**Task instructions:** Repeat the entire listing exactly as written.
>> begin Supplied records
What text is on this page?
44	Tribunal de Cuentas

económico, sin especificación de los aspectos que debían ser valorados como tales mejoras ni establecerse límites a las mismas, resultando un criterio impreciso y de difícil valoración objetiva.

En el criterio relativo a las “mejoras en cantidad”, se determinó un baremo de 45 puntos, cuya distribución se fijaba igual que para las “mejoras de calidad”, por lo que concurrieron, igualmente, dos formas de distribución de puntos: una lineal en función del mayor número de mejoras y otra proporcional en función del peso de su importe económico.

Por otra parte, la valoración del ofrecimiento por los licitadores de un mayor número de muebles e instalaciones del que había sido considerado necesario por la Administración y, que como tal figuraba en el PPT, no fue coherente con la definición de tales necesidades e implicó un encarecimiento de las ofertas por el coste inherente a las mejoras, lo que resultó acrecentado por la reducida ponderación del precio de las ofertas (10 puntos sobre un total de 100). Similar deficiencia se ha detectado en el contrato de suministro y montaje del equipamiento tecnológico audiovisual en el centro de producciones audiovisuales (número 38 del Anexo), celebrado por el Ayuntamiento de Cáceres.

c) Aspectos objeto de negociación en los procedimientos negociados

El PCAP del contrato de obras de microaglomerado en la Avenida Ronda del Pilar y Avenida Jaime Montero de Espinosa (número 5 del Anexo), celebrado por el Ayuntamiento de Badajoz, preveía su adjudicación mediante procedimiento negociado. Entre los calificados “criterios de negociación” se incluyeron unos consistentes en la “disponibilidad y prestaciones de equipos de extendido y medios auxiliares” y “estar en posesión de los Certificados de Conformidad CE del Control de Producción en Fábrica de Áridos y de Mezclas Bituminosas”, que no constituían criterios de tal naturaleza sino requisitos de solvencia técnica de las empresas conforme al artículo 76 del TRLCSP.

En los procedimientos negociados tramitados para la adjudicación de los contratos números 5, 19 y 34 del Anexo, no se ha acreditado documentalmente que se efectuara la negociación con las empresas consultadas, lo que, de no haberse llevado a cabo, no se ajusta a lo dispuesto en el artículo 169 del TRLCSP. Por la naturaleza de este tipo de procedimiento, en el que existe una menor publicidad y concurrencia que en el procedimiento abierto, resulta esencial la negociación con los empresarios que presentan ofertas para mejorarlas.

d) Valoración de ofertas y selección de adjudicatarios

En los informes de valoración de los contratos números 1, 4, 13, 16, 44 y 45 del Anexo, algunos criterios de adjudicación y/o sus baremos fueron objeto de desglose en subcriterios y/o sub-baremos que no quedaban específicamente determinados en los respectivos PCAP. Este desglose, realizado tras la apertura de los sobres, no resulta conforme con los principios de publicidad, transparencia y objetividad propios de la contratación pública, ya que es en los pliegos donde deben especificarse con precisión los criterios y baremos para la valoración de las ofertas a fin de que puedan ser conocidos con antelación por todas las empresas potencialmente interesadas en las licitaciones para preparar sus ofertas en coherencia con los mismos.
>> end Supplied records
**Response:**
What text is on this page?
44	Tribunal de Cuentas

económico, sin especificación de los aspectos que debían ser valorados como tales mejoras ni establecerse límites a las mismas, resultando un criterio impreciso y de difícil valoración objetiva.

En el criterio relativo a las “mejoras en cantidad”, se determinó un baremo de 45 puntos, cuya distribución se fijaba igual que para las “mejoras de calidad”, por lo que concurrieron, igualmente, dos formas de distribución de puntos: una lineal en función del mayor número de mejoras y otra proporcional en función del peso de su importe económico.

Por otra parte, la valoración del ofrecimiento por los licitadores de un mayor número de muebles e instalaciones del que había sido considerado necesario por la Administración y, que como tal figuraba en el PPT, no fue coherente con la definición de tales necesidades e implicó un encarecimiento de las ofertas por el coste inherente a las mejoras, lo que resultó acrecentado por la reducida ponderación del precio de las ofertas (10 puntos sobre un total de 100). Similar deficiencia se ha detectado en el contrato de suministro y montaje del equipamiento tecnológico audiovisual en el centro de producciones audiovisuales (número 38 del Anexo), celebrado por el Ayuntamiento de Cáceres.

c) Aspectos objeto de negociación en los procedimientos negociados

El PCAP del contrato de obras de microaglomerado en la Avenida Ronda del Pilar y Avenida Jaime Montero de Espinosa (número 5 del Anexo), celebrado por el Ayuntamiento de Badajoz, preveía su adjudicación mediante procedimiento negociado. Entre los calificados “criterios de negociación” se incluyeron unos consistentes en la “disponibilidad y prestaciones de equipos de extendido y medios auxiliares” y “estar en posesión de los Certificados de Conformidad CE del Control de Producción en Fábrica de Áridos y de Mezclas Bituminosas”, que no constituían criterios de tal naturaleza sino requisitos de solvencia técnica de las empresas conforme al artículo 76 del TRLCSP.

En los procedimientos negociados tramitados para la adjudicación de los contratos números 5, 19 y 34 del Anexo, no se ha acreditado documentalmente que se efectuara la negociación con las empresas consultadas, lo que, de no haberse llevado a cabo, no se ajusta a lo dispuesto en el artículo 169 del TRLCSP. Por la naturaleza de este tipo de procedimiento, en el que existe una menor publicidad y concurrencia que en el procedimiento abierto, resulta esencial la negociación con los empresarios que presentan ofertas para mejorarlas.

d) Valoración de ofertas y selección de adjudicatarios

En los informes de valoración de los contratos números 1, 4, 13, 16, 44 y 45 del Anexo, algunos criterios de adjudicación y/o sus baremos fueron objeto de desglose en subcriterios y/o sub-baremos que no quedaban específicamente determinados en los respectivos PCAP. Este desglose, realizado tras la apertura de los sobres, no resulta conforme con los principios de publicidad, transparencia y objetividad propios de la contratación pública, ya que es en los pliegos donde deben especificarse con precisión los criterios y baremos para la valoración de las ofertas a fin de que puedan ser conocidos con antelación por todas las empresas potencialmente interesadas en las licitaciones para preparar sus ofertas en coherencia con los mismos.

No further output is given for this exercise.